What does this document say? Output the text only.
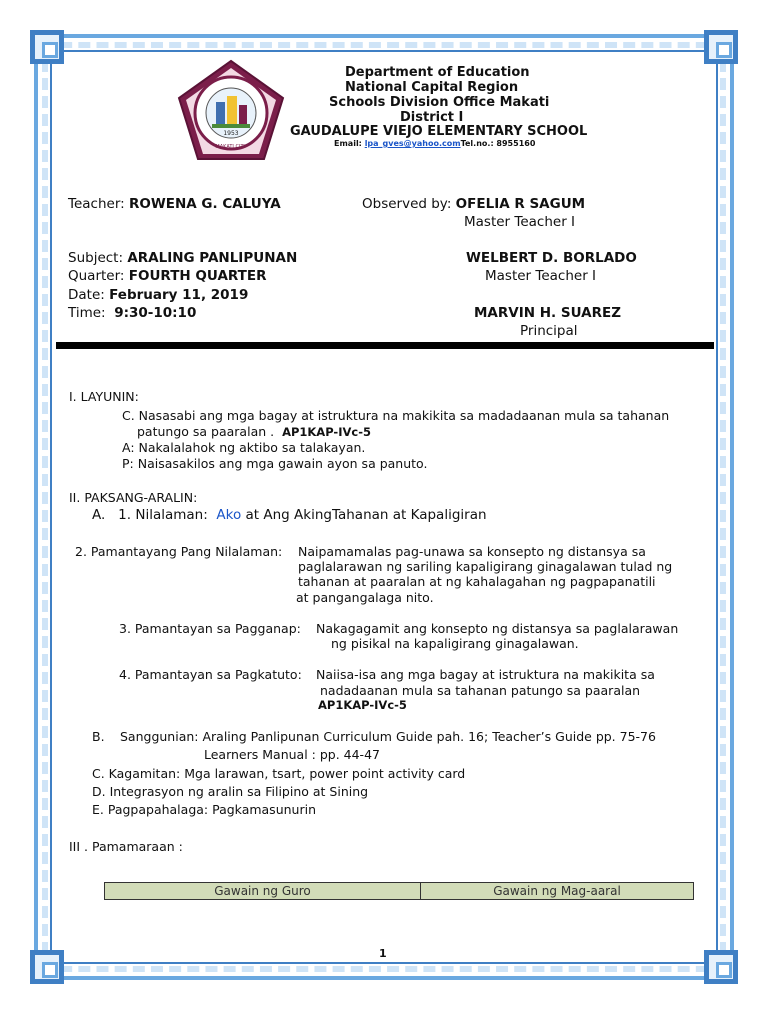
1953
MAKATI CITY
Department of Education
National Capital Region
Schools Division Office Makati
District I
GAUDALUPE VIEJO ELEMENTARY SCHOOL
Email: lpa_gves@yahoo.comTel.no.: 8955160
Teacher: ROWENA G. CALUYA	Observed by: OFELIA R SAGUM
Master Teacher I
Subject: ARALING PANLIPUNAN	WELBERT D. BORLADO
Quarter: FOURTH QUARTER	Master Teacher I
Date: February 11, 2019
Time: 9:30-10:10	MARVIN H. SUAREZ
Principal
I. LAYUNIN:
C. Nasasabi ang mga bagay at istruktura na makikita sa madadaanan mula sa tahanan
patungo sa paaralan . AP1KAP-IVc-5
A: Nakalalahok ng aktibo sa talakayan.
P: Naisasakilos ang mga gawain ayon sa panuto.
II. PAKSANG-ARALIN:
A. 1. Nilalaman: Ako at Ang AkingTahanan at Kapaligiran
2. Pamantayang Pang Nilalaman: Naipamamalas pag-unawa sa konsepto ng distansya sa
paglalarawan ng sariling kapaligirang ginagalawan tulad ng
tahanan at paaralan at ng kahalagahan ng pagpapanatili
at pangangalaga nito.
3. Pamantayan sa Pagganap: Nakagagamit ang konsepto ng distansya sa paglalarawan
ng pisikal na kapaligirang ginagalawan.
4. Pamantayan sa Pagkatuto: Naiisa-isa ang mga bagay at istruktura na makikita sa
nadadaanan mula sa tahanan patungo sa paaralan
AP1KAP-IVc-5
B. Sanggunian: Araling Panlipunan Curriculum Guide pah. 16; Teacher’s Guide pp. 75-76
Learners Manual : pp. 44-47
C. Kagamitan: Mga larawan, tsart, power point activity card
D. Integrasyon ng aralin sa Filipino at Sining
E. Pagpapahalaga: Pagkamasunurin
III . Pamamaraan :
Gawain ng Guro	Gawain ng Mag-aaral
1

═══

**Exercise details**
Count each line above in which the string "kapaligirang" appears, then state only the total.

**Expected answer**
2